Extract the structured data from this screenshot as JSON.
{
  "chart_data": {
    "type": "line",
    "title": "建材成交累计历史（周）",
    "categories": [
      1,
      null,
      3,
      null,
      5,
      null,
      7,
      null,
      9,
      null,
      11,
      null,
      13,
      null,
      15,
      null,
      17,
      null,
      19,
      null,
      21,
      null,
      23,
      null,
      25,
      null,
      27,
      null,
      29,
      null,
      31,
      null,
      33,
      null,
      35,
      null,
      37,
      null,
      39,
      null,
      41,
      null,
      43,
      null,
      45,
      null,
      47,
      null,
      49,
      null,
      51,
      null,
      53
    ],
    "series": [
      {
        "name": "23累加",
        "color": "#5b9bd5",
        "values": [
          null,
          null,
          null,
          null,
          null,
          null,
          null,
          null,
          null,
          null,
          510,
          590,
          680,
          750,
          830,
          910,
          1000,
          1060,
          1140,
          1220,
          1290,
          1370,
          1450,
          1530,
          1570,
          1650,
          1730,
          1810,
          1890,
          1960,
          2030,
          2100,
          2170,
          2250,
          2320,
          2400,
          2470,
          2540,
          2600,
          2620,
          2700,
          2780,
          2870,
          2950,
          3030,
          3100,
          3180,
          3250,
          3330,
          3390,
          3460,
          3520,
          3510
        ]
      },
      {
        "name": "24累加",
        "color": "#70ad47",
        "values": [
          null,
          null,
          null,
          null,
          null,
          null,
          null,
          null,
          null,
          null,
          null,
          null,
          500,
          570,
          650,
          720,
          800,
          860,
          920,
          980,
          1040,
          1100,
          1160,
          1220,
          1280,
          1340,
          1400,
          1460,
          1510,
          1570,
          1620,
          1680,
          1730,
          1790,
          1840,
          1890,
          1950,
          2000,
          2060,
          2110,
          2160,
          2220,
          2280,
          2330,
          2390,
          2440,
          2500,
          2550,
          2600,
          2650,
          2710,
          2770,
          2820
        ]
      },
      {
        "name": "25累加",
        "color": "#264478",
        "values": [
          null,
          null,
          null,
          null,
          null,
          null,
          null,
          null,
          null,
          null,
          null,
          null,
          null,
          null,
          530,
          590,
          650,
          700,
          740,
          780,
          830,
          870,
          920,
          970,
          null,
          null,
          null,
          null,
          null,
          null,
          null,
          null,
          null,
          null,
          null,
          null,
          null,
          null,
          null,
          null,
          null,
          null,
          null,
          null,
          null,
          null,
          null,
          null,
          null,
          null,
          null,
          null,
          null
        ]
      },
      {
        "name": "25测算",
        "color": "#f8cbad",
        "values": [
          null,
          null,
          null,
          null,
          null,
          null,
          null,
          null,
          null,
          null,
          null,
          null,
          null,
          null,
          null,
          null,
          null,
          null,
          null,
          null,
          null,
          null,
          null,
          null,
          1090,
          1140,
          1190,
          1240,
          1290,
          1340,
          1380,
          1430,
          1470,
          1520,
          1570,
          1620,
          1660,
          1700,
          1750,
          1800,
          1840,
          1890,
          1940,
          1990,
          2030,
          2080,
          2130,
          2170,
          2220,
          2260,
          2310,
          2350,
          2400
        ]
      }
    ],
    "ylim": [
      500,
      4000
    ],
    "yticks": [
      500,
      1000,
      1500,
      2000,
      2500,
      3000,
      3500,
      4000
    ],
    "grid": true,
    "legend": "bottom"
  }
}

==========

Report every line in the data above in which the word "name" appears.

        "name": "23累加",
        "name": "24累加",
        "name": "25累加",
        "name": "25测算",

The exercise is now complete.